** START Provided data **

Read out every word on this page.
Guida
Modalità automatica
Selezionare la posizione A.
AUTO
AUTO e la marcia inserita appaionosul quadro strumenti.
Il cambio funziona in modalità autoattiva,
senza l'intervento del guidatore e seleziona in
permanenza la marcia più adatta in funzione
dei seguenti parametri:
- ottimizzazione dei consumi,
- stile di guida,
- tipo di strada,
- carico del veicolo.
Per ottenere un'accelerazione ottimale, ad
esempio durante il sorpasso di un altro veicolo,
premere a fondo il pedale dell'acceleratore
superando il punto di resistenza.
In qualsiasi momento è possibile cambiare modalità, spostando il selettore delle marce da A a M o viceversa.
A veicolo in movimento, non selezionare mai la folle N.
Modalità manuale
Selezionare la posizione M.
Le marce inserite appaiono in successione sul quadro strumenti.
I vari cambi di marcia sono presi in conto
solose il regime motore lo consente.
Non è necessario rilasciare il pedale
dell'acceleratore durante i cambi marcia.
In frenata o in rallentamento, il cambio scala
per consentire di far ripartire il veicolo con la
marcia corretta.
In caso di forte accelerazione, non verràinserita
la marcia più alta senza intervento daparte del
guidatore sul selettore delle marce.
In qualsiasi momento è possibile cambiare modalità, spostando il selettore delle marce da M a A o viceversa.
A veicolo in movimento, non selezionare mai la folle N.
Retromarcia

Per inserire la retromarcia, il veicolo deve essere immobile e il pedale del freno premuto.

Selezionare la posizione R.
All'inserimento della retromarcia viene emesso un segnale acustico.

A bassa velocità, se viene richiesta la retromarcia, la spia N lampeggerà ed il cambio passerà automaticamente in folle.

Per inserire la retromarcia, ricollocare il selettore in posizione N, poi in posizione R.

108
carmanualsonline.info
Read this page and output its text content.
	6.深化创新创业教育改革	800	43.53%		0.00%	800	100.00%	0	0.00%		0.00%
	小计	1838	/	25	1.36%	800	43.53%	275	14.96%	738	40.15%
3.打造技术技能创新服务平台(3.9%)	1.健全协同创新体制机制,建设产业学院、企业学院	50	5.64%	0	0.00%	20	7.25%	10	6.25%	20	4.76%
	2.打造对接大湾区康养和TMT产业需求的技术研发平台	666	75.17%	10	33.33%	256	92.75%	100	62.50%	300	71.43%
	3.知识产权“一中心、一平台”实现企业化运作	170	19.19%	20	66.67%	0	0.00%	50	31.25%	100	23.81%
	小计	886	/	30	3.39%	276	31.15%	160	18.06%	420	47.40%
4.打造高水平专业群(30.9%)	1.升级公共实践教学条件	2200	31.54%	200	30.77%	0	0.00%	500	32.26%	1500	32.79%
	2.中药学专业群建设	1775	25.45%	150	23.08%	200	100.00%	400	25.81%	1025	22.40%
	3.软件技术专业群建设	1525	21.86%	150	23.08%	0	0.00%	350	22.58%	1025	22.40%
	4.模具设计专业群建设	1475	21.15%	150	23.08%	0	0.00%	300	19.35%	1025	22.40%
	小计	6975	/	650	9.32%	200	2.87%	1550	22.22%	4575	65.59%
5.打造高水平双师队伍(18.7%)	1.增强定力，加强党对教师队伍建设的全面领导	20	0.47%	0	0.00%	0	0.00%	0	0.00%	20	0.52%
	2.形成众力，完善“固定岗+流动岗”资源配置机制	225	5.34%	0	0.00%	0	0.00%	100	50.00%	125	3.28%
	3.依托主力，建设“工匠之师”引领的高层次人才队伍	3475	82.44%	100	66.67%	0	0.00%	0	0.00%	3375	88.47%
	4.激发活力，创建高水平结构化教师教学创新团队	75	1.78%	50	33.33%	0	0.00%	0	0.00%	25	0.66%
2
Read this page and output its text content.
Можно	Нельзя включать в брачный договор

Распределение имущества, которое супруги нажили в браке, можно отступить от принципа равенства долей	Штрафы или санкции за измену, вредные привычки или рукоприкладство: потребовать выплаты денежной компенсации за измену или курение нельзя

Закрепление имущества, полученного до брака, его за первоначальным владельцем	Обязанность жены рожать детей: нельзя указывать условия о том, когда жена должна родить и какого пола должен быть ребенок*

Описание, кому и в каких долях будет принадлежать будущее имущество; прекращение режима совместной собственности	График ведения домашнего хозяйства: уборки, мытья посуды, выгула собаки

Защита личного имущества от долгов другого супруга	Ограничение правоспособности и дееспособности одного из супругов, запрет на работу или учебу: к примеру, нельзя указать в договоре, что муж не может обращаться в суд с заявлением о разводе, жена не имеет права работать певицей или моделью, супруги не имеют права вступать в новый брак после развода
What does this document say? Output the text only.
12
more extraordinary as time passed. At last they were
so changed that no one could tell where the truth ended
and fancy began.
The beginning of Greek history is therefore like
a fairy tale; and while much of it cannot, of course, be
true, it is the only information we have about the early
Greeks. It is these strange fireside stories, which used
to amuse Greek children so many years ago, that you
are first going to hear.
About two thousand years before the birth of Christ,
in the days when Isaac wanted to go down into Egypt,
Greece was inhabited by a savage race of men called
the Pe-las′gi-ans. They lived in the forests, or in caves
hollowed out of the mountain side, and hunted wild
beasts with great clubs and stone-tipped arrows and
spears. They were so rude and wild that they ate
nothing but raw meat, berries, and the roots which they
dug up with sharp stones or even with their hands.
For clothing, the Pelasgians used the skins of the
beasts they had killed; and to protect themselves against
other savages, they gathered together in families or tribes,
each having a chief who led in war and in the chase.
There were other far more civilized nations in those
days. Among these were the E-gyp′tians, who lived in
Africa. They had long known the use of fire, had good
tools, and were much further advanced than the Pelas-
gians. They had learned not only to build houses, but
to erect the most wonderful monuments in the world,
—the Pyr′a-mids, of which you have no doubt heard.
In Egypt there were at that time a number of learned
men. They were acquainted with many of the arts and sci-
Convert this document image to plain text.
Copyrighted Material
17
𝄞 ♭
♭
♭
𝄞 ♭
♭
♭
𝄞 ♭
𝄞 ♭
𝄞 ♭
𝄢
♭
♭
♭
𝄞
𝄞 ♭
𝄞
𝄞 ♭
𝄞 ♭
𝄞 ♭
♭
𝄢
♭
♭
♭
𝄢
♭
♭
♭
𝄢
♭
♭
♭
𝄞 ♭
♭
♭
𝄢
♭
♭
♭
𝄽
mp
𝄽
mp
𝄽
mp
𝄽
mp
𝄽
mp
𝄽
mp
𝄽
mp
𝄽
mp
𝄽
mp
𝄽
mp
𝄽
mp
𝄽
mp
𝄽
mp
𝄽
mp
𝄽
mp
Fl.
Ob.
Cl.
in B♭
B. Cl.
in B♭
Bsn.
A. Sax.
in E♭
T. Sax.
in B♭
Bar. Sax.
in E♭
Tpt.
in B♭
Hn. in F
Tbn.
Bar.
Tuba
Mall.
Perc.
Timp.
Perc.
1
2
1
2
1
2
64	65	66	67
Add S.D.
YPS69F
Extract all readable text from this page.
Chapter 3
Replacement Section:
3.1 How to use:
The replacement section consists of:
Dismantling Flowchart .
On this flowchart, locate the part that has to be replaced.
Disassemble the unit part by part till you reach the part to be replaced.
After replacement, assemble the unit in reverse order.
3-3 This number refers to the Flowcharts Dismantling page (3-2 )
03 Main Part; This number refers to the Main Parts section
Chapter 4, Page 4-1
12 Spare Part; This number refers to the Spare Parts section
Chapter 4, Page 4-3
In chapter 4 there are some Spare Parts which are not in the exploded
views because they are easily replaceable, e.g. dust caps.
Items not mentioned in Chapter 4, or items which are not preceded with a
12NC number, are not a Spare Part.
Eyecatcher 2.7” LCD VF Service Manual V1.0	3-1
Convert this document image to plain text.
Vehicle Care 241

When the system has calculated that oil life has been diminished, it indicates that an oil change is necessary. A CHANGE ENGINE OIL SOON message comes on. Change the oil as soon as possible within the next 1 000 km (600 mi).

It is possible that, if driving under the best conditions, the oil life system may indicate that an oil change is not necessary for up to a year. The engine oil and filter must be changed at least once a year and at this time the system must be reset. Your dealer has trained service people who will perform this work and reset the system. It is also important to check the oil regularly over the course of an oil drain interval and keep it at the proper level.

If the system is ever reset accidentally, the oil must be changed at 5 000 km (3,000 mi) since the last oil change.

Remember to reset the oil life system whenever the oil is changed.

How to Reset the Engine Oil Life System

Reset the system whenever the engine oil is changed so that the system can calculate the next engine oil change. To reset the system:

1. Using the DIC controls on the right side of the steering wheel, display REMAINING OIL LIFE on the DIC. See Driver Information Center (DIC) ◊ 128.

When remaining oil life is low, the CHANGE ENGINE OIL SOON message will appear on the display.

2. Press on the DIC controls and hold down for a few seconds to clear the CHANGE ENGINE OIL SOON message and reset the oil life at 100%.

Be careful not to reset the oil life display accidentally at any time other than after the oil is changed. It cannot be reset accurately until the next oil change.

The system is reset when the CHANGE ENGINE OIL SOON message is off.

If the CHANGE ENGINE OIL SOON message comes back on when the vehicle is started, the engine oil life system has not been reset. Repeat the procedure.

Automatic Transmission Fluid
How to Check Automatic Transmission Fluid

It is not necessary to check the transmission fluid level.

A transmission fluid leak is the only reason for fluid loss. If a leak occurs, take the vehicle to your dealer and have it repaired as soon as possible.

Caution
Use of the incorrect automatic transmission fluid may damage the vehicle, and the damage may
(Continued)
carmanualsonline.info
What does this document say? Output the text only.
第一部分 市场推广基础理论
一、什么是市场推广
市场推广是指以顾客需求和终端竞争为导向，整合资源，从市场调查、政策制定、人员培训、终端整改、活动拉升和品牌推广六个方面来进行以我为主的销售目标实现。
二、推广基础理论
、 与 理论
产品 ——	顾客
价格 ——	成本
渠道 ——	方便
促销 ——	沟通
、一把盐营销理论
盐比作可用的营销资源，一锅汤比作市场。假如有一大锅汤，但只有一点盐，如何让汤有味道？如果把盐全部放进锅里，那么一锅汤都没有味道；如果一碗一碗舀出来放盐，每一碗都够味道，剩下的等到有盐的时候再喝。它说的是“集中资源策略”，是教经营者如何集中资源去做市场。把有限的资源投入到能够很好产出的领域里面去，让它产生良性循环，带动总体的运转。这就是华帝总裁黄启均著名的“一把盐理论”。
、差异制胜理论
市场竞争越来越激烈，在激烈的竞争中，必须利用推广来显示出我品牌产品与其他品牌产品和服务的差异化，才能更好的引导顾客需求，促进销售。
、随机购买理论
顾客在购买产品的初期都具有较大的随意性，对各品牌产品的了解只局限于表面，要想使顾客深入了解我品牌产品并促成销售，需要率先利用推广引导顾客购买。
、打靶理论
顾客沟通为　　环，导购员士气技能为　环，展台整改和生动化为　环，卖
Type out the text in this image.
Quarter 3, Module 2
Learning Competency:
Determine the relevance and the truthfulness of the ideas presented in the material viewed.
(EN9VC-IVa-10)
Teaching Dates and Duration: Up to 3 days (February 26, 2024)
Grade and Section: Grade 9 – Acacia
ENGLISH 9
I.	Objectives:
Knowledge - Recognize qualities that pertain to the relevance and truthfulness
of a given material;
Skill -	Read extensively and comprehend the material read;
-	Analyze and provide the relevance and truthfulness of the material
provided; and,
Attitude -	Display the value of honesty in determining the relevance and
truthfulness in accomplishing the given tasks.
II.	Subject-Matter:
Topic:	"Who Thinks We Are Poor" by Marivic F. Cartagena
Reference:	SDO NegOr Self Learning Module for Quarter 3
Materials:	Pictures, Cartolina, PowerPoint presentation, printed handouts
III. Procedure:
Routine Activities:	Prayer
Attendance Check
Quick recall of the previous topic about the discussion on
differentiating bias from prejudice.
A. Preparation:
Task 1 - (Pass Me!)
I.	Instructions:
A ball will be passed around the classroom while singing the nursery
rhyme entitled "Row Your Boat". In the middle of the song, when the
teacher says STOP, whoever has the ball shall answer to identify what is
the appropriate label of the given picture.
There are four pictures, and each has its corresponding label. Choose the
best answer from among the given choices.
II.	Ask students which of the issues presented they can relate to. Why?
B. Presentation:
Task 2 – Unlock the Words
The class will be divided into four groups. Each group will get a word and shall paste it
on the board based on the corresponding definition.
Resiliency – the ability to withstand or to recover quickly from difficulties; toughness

** END Provided data **

#### The exercise:
Identify each line of the material where the word "only" shows up, and copy it.

#### Written solution:
What does this document say? Output the text only.
true, it is the only information we have about the early
gians. They had learned not only to build houses, but
A transmission fluid leak is the only reason for fluid loss. If a leak occurs, take the vehicle to your dealer and have it repaired as soon as possible.
What does this document say? Output the text only.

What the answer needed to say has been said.